### [EXERCISE DETAILS]
Produce the listing below again, exactly as shown.

### [WORKING DATA]
┄┄┄┄┄┄┄┄┄┄┄┄┄┄┄┄┄┄┄┄

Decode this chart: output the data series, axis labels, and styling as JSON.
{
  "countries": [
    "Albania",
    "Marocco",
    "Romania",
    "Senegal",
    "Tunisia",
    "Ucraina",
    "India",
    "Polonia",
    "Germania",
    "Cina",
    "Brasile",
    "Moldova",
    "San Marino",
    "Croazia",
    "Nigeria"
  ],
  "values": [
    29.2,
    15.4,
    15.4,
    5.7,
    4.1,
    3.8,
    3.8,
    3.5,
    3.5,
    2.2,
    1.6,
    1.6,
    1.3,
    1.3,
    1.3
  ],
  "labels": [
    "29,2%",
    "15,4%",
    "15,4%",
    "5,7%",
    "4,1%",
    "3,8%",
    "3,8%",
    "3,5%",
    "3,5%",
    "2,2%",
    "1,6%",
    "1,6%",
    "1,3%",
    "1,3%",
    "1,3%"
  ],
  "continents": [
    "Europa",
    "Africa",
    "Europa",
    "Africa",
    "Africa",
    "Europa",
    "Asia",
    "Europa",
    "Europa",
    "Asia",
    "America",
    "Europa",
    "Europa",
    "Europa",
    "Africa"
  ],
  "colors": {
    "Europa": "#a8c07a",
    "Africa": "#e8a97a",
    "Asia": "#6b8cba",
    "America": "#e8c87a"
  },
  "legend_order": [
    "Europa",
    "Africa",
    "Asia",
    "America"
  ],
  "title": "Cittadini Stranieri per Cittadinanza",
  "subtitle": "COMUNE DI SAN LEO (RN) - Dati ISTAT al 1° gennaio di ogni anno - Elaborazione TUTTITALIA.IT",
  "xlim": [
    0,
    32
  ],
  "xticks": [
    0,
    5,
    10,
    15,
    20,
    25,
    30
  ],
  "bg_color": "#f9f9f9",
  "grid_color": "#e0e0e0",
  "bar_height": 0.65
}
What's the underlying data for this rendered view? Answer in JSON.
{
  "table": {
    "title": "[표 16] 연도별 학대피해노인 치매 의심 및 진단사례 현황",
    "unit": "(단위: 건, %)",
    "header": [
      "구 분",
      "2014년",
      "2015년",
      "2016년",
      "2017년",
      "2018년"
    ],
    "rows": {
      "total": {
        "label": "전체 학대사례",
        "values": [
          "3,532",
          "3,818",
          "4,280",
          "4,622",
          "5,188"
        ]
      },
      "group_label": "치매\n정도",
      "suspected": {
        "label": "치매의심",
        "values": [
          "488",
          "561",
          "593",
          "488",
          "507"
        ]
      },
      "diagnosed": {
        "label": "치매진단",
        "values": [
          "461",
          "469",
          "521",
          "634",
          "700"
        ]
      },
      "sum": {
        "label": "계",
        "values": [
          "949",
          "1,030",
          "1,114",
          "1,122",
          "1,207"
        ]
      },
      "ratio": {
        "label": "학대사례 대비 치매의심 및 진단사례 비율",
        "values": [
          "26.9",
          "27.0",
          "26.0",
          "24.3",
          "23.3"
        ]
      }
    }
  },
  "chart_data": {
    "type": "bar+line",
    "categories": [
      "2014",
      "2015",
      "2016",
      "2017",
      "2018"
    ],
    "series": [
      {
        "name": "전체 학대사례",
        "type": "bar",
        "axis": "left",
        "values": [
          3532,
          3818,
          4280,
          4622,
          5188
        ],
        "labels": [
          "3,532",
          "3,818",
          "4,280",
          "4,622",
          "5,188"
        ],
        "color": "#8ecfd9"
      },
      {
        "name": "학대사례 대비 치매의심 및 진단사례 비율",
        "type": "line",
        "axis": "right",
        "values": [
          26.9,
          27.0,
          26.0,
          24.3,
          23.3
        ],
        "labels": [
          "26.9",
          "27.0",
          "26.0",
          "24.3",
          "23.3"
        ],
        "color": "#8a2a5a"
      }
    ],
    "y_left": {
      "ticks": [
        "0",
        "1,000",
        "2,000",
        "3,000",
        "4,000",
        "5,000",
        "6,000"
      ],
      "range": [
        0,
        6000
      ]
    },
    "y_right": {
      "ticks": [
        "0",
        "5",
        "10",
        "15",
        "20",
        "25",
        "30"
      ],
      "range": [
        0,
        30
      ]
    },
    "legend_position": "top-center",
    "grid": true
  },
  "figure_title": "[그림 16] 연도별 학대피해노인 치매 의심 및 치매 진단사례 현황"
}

┄┄┄┄┄┄┄┄┄┄┄┄┄┄┄┄┄┄┄┄

### [ANSWER TO THE TASK]
Decode this chart: output the data series, axis labels, and styling as JSON.
{
  "countries": [
    "Albania",
    "Marocco",
    "Romania",
    "Senegal",
    "Tunisia",
    "Ucraina",
    "India",
    "Polonia",
    "Germania",
    "Cina",
    "Brasile",
    "Moldova",
    "San Marino",
    "Croazia",
    "Nigeria"
  ],
  "values": [
    29.2,
    15.4,
    15.4,
    5.7,
    4.1,
    3.8,
    3.8,
    3.5,
    3.5,
    2.2,
    1.6,
    1.6,
    1.3,
    1.3,
    1.3
  ],
  "labels": [
    "29,2%",
    "15,4%",
    "15,4%",
    "5,7%",
    "4,1%",
    "3,8%",
    "3,8%",
    "3,5%",
    "3,5%",
    "2,2%",
    "1,6%",
    "1,6%",
    "1,3%",
    "1,3%",
    "1,3%"
  ],
  "continents": [
    "Europa",
    "Africa",
    "Europa",
    "Africa",
    "Africa",
    "Europa",
    "Asia",
    "Europa",
    "Europa",
    "Asia",
    "America",
    "Europa",
    "Europa",
    "Europa",
    "Africa"
  ],
  "colors": {
    "Europa": "#a8c07a",
    "Africa": "#e8a97a",
    "Asia": "#6b8cba",
    "America": "#e8c87a"
  },
  "legend_order": [
    "Europa",
    "Africa",
    "Asia",
    "America"
  ],
  "title": "Cittadini Stranieri per Cittadinanza",
  "subtitle": "COMUNE DI SAN LEO (RN) - Dati ISTAT al 1° gennaio di ogni anno - Elaborazione TUTTITALIA.IT",
  "xlim": [
    0,
    32
  ],
  "xticks": [
    0,
    5,
    10,
    15,
    20,
    25,
    30
  ],
  "bg_color": "#f9f9f9",
  "grid_color": "#e0e0e0",
  "bar_height": 0.65
}
What's the underlying data for this rendered view? Answer in JSON.
{
  "table": {
    "title": "[표 16] 연도별 학대피해노인 치매 의심 및 진단사례 현황",
    "unit": "(단위: 건, %)",
    "header": [
      "구 분",
      "2014년",
      "2015년",
      "2016년",
      "2017년",
      "2018년"
    ],
    "rows": {
      "total": {
        "label": "전체 학대사례",
        "values": [
          "3,532",
          "3,818",
          "4,280",
          "4,622",
          "5,188"
        ]
      },
      "group_label": "치매\n정도",
      "suspected": {
        "label": "치매의심",
        "values": [
          "488",
          "561",
          "593",
          "488",
          "507"
        ]
      },
      "diagnosed": {
        "label": "치매진단",
        "values": [
          "461",
          "469",
          "521",
          "634",
          "700"
        ]
      },
      "sum": {
        "label": "계",
        "values": [
          "949",
          "1,030",
          "1,114",
          "1,122",
          "1,207"
        ]
      },
      "ratio": {
        "label": "학대사례 대비 치매의심 및 진단사례 비율",
        "values": [
          "26.9",
          "27.0",
          "26.0",
          "24.3",
          "23.3"
        ]
      }
    }
  },
  "chart_data": {
    "type": "bar+line",
    "categories": [
      "2014",
      "2015",
      "2016",
      "2017",
      "2018"
    ],
    "series": [
      {
        "name": "전체 학대사례",
        "type": "bar",
        "axis": "left",
        "values": [
          3532,
          3818,
          4280,
          4622,
          5188
        ],
        "labels": [
          "3,532",
          "3,818",
          "4,280",
          "4,622",
          "5,188"
        ],
        "color": "#8ecfd9"
      },
      {
        "name": "학대사례 대비 치매의심 및 진단사례 비율",
        "type": "line",
        "axis": "right",
        "values": [
          26.9,
          27.0,
          26.0,
          24.3,
          23.3
        ],
        "labels": [
          "26.9",
          "27.0",
          "26.0",
          "24.3",
          "23.3"
        ],
        "color": "#8a2a5a"
      }
    ],
    "y_left": {
      "ticks": [
        "0",
        "1,000",
        "2,000",
        "3,000",
        "4,000",
        "5,000",
        "6,000"
      ],
      "range": [
        0,
        6000
      ]
    },
    "y_right": {
      "ticks": [
        "0",
        "5",
        "10",
        "15",
        "20",
        "25",
        "30"
      ],
      "range": [
        0,
        30
      ]
    },
    "legend_position": "top-center",
    "grid": true
  },
  "figure_title": "[그림 16] 연도별 학대피해노인 치매 의심 및 치매 진단사례 현황"
}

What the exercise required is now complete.